The task:
Every record should be written out exactly, please.
■ ■ ■ ■ ■ ■ ■
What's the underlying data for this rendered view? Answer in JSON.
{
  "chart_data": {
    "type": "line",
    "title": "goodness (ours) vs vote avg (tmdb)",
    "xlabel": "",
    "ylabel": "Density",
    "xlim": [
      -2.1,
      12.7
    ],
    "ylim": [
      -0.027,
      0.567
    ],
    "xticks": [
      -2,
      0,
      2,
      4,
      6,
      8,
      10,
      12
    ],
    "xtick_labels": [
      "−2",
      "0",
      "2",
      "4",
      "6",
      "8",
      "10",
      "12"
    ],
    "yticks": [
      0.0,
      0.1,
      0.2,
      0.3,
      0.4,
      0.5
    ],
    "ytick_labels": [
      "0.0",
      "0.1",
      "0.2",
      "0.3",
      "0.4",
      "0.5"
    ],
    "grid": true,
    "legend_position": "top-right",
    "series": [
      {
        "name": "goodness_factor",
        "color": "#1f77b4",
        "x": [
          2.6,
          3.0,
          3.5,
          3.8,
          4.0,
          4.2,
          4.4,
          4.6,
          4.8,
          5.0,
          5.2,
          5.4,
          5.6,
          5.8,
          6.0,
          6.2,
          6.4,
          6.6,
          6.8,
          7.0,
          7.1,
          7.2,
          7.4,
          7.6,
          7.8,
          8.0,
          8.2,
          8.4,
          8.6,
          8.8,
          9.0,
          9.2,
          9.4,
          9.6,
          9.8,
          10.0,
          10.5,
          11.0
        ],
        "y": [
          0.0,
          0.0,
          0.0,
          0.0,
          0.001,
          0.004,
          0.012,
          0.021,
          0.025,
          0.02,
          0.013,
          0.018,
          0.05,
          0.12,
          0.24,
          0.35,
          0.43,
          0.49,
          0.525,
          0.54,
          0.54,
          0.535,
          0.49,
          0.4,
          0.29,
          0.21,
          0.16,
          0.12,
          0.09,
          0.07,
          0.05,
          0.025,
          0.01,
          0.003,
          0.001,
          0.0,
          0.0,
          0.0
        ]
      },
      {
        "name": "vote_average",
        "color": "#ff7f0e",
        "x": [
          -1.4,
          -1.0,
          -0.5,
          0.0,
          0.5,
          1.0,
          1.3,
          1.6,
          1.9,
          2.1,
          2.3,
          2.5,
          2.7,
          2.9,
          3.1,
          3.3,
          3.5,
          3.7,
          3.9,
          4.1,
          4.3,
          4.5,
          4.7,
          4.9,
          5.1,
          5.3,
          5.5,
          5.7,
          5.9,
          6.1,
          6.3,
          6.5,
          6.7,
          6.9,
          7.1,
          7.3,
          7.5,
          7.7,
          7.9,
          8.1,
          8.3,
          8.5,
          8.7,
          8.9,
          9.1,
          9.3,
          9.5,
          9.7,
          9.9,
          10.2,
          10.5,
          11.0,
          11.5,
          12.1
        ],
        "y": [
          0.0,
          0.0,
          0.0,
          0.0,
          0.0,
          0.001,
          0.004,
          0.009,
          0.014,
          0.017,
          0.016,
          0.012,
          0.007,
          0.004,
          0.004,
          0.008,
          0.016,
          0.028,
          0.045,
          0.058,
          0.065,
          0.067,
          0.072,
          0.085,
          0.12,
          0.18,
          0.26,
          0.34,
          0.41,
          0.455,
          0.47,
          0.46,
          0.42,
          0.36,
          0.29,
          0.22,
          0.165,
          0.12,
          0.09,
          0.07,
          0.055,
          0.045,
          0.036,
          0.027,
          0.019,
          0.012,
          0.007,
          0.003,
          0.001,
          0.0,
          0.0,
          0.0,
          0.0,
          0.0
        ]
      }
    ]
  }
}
■ ■ ■ ■ ■ ■ ■
The output:
What's the underlying data for this rendered view? Answer in JSON.
{
  "chart_data": {
    "type": "line",
    "title": "goodness (ours) vs vote avg (tmdb)",
    "xlabel": "",
    "ylabel": "Density",
    "xlim": [
      -2.1,
      12.7
    ],
    "ylim": [
      -0.027,
      0.567
    ],
    "xticks": [
      -2,
      0,
      2,
      4,
      6,
      8,
      10,
      12
    ],
    "xtick_labels": [
      "−2",
      "0",
      "2",
      "4",
      "6",
      "8",
      "10",
      "12"
    ],
    "yticks": [
      0.0,
      0.1,
      0.2,
      0.3,
      0.4,
      0.5
    ],
    "ytick_labels": [
      "0.0",
      "0.1",
      "0.2",
      "0.3",
      "0.4",
      "0.5"
    ],
    "grid": true,
    "legend_position": "top-right",
    "series": [
      {
        "name": "goodness_factor",
        "color": "#1f77b4",
        "x": [
          2.6,
          3.0,
          3.5,
          3.8,
          4.0,
          4.2,
          4.4,
          4.6,
          4.8,
          5.0,
          5.2,
          5.4,
          5.6,
          5.8,
          6.0,
          6.2,
          6.4,
          6.6,
          6.8,
          7.0,
          7.1,
          7.2,
          7.4,
          7.6,
          7.8,
          8.0,
          8.2,
          8.4,
          8.6,
          8.8,
          9.0,
          9.2,
          9.4,
          9.6,
          9.8,
          10.0,
          10.5,
          11.0
        ],
        "y": [
          0.0,
          0.0,
          0.0,
          0.0,
          0.001,
          0.004,
          0.012,
          0.021,
          0.025,
          0.02,
          0.013,
          0.018,
          0.05,
          0.12,
          0.24,
          0.35,
          0.43,
          0.49,
          0.525,
          0.54,
          0.54,
          0.535,
          0.49,
          0.4,
          0.29,
          0.21,
          0.16,
          0.12,
          0.09,
          0.07,
          0.05,
          0.025,
          0.01,
          0.003,
          0.001,
          0.0,
          0.0,
          0.0
        ]
      },
      {
        "name": "vote_average",
        "color": "#ff7f0e",
        "x": [
          -1.4,
          -1.0,
          -0.5,
          0.0,
          0.5,
          1.0,
          1.3,
          1.6,
          1.9,
          2.1,
          2.3,
          2.5,
          2.7,
          2.9,
          3.1,
          3.3,
          3.5,
          3.7,
          3.9,
          4.1,
          4.3,
          4.5,
          4.7,
          4.9,
          5.1,
          5.3,
          5.5,
          5.7,
          5.9,
          6.1,
          6.3,
          6.5,
          6.7,
          6.9,
          7.1,
          7.3,
          7.5,
          7.7,
          7.9,
          8.1,
          8.3,
          8.5,
          8.7,
          8.9,
          9.1,
          9.3,
          9.5,
          9.7,
          9.9,
          10.2,
          10.5,
          11.0,
          11.5,
          12.1
        ],
        "y": [
          0.0,
          0.0,
          0.0,
          0.0,
          0.0,
          0.001,
          0.004,
          0.009,
          0.014,
          0.017,
          0.016,
          0.012,
          0.007,
          0.004,
          0.004,
          0.008,
          0.016,
          0.028,
          0.045,
          0.058,
          0.065,
          0.067,
          0.072,
          0.085,
          0.12,
          0.18,
          0.26,
          0.34,
          0.41,
          0.455,
          0.47,
          0.46,
          0.42,
          0.36,
          0.29,
          0.22,
          0.165,
          0.12,
          0.09,
          0.07,
          0.055,
          0.045,
          0.036,
          0.027,
          0.019,
          0.012,
          0.007,
          0.003,
          0.001,
          0.0,
          0.0,
          0.0,
          0.0,
          0.0
        ]
      }
    ]
  }
}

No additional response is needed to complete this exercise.